:: Your goal ::
Restate the entire listing word for word.

Dataset records:
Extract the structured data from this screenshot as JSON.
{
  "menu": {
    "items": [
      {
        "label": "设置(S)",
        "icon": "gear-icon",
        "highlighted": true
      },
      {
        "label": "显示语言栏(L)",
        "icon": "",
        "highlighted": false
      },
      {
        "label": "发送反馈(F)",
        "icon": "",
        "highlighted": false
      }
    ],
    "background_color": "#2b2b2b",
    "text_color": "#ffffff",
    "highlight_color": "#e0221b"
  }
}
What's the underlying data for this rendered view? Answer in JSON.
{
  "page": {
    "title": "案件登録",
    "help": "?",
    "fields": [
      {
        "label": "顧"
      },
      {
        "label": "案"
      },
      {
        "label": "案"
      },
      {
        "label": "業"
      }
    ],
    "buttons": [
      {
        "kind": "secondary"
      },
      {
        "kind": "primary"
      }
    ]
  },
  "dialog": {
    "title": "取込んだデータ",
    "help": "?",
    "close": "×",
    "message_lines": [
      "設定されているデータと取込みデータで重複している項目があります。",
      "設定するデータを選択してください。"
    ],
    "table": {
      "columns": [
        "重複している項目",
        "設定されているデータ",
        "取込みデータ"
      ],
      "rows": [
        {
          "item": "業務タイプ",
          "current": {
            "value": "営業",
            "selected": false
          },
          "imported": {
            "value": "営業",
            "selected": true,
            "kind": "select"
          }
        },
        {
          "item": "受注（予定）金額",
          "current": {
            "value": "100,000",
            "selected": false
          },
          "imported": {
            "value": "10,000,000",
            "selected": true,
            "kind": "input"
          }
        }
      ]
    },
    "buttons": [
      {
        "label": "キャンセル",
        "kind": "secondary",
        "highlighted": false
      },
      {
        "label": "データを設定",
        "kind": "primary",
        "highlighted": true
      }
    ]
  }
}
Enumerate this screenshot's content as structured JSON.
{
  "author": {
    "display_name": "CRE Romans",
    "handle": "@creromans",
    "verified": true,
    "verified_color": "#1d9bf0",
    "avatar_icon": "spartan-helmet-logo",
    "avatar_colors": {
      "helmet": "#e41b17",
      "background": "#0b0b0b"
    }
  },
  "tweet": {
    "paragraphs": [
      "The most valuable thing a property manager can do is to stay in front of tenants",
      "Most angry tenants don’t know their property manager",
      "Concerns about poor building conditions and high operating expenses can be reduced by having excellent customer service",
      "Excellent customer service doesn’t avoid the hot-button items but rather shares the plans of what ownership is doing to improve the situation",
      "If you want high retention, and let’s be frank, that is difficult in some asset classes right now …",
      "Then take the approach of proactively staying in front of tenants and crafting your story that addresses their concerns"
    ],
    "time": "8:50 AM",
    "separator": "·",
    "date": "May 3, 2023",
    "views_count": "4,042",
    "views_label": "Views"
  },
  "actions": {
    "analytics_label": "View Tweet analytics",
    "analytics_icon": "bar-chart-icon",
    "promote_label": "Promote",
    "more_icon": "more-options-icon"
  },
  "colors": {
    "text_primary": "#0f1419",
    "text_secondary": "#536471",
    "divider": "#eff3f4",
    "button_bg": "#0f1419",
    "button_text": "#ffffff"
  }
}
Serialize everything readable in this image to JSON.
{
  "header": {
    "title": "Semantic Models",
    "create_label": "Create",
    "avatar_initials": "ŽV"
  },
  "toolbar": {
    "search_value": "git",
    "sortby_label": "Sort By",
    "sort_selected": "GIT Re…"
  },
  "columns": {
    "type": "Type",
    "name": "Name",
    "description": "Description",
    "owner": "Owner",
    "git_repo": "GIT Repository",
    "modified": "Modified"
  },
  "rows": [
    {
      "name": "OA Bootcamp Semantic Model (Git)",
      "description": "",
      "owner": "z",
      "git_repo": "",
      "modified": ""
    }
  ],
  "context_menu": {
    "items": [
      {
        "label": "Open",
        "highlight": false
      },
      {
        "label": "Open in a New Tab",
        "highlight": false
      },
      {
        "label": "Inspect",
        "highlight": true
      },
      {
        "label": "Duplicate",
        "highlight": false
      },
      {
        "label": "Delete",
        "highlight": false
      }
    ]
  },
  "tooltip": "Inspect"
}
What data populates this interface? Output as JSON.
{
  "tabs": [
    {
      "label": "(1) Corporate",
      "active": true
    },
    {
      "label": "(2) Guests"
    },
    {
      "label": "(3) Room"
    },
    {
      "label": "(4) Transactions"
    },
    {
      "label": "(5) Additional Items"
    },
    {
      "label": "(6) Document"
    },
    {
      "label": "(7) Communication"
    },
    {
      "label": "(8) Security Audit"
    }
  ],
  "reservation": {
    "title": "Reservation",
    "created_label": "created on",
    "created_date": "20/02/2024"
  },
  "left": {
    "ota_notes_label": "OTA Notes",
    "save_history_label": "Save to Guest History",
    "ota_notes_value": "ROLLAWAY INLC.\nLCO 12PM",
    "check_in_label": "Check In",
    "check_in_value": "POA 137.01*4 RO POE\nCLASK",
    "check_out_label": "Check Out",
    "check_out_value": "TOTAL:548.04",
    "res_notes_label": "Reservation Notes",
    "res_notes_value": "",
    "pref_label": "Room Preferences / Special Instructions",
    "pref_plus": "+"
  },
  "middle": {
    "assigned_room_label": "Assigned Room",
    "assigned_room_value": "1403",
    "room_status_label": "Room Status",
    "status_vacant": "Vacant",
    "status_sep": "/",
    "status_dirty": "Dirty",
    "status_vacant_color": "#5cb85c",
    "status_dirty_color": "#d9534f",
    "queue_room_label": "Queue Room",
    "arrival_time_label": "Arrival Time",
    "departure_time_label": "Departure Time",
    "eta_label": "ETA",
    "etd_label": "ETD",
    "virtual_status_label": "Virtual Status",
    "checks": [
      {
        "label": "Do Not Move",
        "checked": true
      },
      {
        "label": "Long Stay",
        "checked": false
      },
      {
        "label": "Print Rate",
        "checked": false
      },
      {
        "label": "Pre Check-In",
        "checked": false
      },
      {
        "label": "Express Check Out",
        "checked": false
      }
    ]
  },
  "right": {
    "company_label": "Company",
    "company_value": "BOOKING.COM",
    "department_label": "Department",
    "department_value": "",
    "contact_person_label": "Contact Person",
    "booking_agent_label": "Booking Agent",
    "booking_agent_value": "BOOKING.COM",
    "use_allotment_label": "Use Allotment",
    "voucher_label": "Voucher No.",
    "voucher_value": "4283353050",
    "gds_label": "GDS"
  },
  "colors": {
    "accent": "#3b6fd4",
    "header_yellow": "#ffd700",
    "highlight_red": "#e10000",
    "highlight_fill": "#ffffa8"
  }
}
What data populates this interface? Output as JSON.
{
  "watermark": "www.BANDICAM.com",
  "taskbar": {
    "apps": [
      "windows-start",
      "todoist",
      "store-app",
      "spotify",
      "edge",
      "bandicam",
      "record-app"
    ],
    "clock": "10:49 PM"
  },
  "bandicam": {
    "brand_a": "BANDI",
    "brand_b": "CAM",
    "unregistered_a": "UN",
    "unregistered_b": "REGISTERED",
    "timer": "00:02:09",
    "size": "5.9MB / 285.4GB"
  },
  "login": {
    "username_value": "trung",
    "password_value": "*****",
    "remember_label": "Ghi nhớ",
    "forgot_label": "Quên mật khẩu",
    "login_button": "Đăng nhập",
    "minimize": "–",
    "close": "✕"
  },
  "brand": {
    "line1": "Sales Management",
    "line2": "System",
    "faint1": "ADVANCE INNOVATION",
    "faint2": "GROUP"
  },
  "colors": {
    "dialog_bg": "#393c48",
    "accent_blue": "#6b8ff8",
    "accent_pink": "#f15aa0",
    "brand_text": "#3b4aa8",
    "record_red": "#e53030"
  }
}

:: Right answer ::
Extract the structured data from this screenshot as JSON.
{
  "menu": {
    "items": [
      {
        "label": "设置(S)",
        "icon": "gear-icon",
        "highlighted": true
      },
      {
        "label": "显示语言栏(L)",
        "icon": "",
        "highlighted": false
      },
      {
        "label": "发送反馈(F)",
        "icon": "",
        "highlighted": false
      }
    ],
    "background_color": "#2b2b2b",
    "text_color": "#ffffff",
    "highlight_color": "#e0221b"
  }
}
What's the underlying data for this rendered view? Answer in JSON.
{
  "page": {
    "title": "案件登録",
    "help": "?",
    "fields": [
      {
        "label": "顧"
      },
      {
        "label": "案"
      },
      {
        "label": "案"
      },
      {
        "label": "業"
      }
    ],
    "buttons": [
      {
        "kind": "secondary"
      },
      {
        "kind": "primary"
      }
    ]
  },
  "dialog": {
    "title": "取込んだデータ",
    "help": "?",
    "close": "×",
    "message_lines": [
      "設定されているデータと取込みデータで重複している項目があります。",
      "設定するデータを選択してください。"
    ],
    "table": {
      "columns": [
        "重複している項目",
        "設定されているデータ",
        "取込みデータ"
      ],
      "rows": [
        {
          "item": "業務タイプ",
          "current": {
            "value": "営業",
            "selected": false
          },
          "imported": {
            "value": "営業",
            "selected": true,
            "kind": "select"
          }
        },
        {
          "item": "受注（予定）金額",
          "current": {
            "value": "100,000",
            "selected": false
          },
          "imported": {
            "value": "10,000,000",
            "selected": true,
            "kind": "input"
          }
        }
      ]
    },
    "buttons": [
      {
        "label": "キャンセル",
        "kind": "secondary",
        "highlighted": false
      },
      {
        "label": "データを設定",
        "kind": "primary",
        "highlighted": true
      }
    ]
  }
}
Enumerate this screenshot's content as structured JSON.
{
  "author": {
    "display_name": "CRE Romans",
    "handle": "@creromans",
    "verified": true,
    "verified_color": "#1d9bf0",
    "avatar_icon": "spartan-helmet-logo",
    "avatar_colors": {
      "helmet": "#e41b17",
      "background": "#0b0b0b"
    }
  },
  "tweet": {
    "paragraphs": [
      "The most valuable thing a property manager can do is to stay in front of tenants",
      "Most angry tenants don’t know their property manager",
      "Concerns about poor building conditions and high operating expenses can be reduced by having excellent customer service",
      "Excellent customer service doesn’t avoid the hot-button items but rather shares the plans of what ownership is doing to improve the situation",
      "If you want high retention, and let’s be frank, that is difficult in some asset classes right now …",
      "Then take the approach of proactively staying in front of tenants and crafting your story that addresses their concerns"
    ],
    "time": "8:50 AM",
    "separator": "·",
    "date": "May 3, 2023",
    "views_count": "4,042",
    "views_label": "Views"
  },
  "actions": {
    "analytics_label": "View Tweet analytics",
    "analytics_icon": "bar-chart-icon",
    "promote_label": "Promote",
    "more_icon": "more-options-icon"
  },
  "colors": {
    "text_primary": "#0f1419",
    "text_secondary": "#536471",
    "divider": "#eff3f4",
    "button_bg": "#0f1419",
    "button_text": "#ffffff"
  }
}
Serialize everything readable in this image to JSON.
{
  "header": {
    "title": "Semantic Models",
    "create_label": "Create",
    "avatar_initials": "ŽV"
  },
  "toolbar": {
    "search_value": "git",
    "sortby_label": "Sort By",
    "sort_selected": "GIT Re…"
  },
  "columns": {
    "type": "Type",
    "name": "Name",
    "description": "Description",
    "owner": "Owner",
    "git_repo": "GIT Repository",
    "modified": "Modified"
  },
  "rows": [
    {
      "name": "OA Bootcamp Semantic Model (Git)",
      "description": "",
      "owner": "z",
      "git_repo": "",
      "modified": ""
    }
  ],
  "context_menu": {
    "items": [
      {
        "label": "Open",
        "highlight": false
      },
      {
        "label": "Open in a New Tab",
        "highlight": false
      },
      {
        "label": "Inspect",
        "highlight": true
      },
      {
        "label": "Duplicate",
        "highlight": false
      },
      {
        "label": "Delete",
        "highlight": false
      }
    ]
  },
  "tooltip": "Inspect"
}
What data populates this interface? Output as JSON.
{
  "tabs": [
    {
      "label": "(1) Corporate",
      "active": true
    },
    {
      "label": "(2) Guests"
    },
    {
      "label": "(3) Room"
    },
    {
      "label": "(4) Transactions"
    },
    {
      "label": "(5) Additional Items"
    },
    {
      "label": "(6) Document"
    },
    {
      "label": "(7) Communication"
    },
    {
      "label": "(8) Security Audit"
    }
  ],
  "reservation": {
    "title": "Reservation",
    "created_label": "created on",
    "created_date": "20/02/2024"
  },
  "left": {
    "ota_notes_label": "OTA Notes",
    "save_history_label": "Save to Guest History",
    "ota_notes_value": "ROLLAWAY INLC.\nLCO 12PM",
    "check_in_label": "Check In",
    "check_in_value": "POA 137.01*4 RO POE\nCLASK",
    "check_out_label": "Check Out",
    "check_out_value": "TOTAL:548.04",
    "res_notes_label": "Reservation Notes",
    "res_notes_value": "",
    "pref_label": "Room Preferences / Special Instructions",
    "pref_plus": "+"
  },
  "middle": {
    "assigned_room_label": "Assigned Room",
    "assigned_room_value": "1403",
    "room_status_label": "Room Status",
    "status_vacant": "Vacant",
    "status_sep": "/",
    "status_dirty": "Dirty",
    "status_vacant_color": "#5cb85c",
    "status_dirty_color": "#d9534f",
    "queue_room_label": "Queue Room",
    "arrival_time_label": "Arrival Time",
    "departure_time_label": "Departure Time",
    "eta_label": "ETA",
    "etd_label": "ETD",
    "virtual_status_label": "Virtual Status",
    "checks": [
      {
        "label": "Do Not Move",
        "checked": true
      },
      {
        "label": "Long Stay",
        "checked": false
      },
      {
        "label": "Print Rate",
        "checked": false
      },
      {
        "label": "Pre Check-In",
        "checked": false
      },
      {
        "label": "Express Check Out",
        "checked": false
      }
    ]
  },
  "right": {
    "company_label": "Company",
    "company_value": "BOOKING.COM",
    "department_label": "Department",
    "department_value": "",
    "contact_person_label": "Contact Person",
    "booking_agent_label": "Booking Agent",
    "booking_agent_value": "BOOKING.COM",
    "use_allotment_label": "Use Allotment",
    "voucher_label": "Voucher No.",
    "voucher_value": "4283353050",
    "gds_label": "GDS"
  },
  "colors": {
    "accent": "#3b6fd4",
    "header_yellow": "#ffd700",
    "highlight_red": "#e10000",
    "highlight_fill": "#ffffa8"
  }
}
What data populates this interface? Output as JSON.
{
  "watermark": "www.BANDICAM.com",
  "taskbar": {
    "apps": [
      "windows-start",
      "todoist",
      "store-app",
      "spotify",
      "edge",
      "bandicam",
      "record-app"
    ],
    "clock": "10:49 PM"
  },
  "bandicam": {
    "brand_a": "BANDI",
    "brand_b": "CAM",
    "unregistered_a": "UN",
    "unregistered_b": "REGISTERED",
    "timer": "00:02:09",
    "size": "5.9MB / 285.4GB"
  },
  "login": {
    "username_value": "trung",
    "password_value": "*****",
    "remember_label": "Ghi nhớ",
    "forgot_label": "Quên mật khẩu",
    "login_button": "Đăng nhập",
    "minimize": "–",
    "close": "✕"
  },
  "brand": {
    "line1": "Sales Management",
    "line2": "System",
    "faint1": "ADVANCE INNOVATION",
    "faint2": "GROUP"
  },
  "colors": {
    "dialog_bg": "#393c48",
    "accent_blue": "#6b8ff8",
    "accent_pink": "#f15aa0",
    "brand_text": "#3b4aa8",
    "record_red": "#e53030"
  }
}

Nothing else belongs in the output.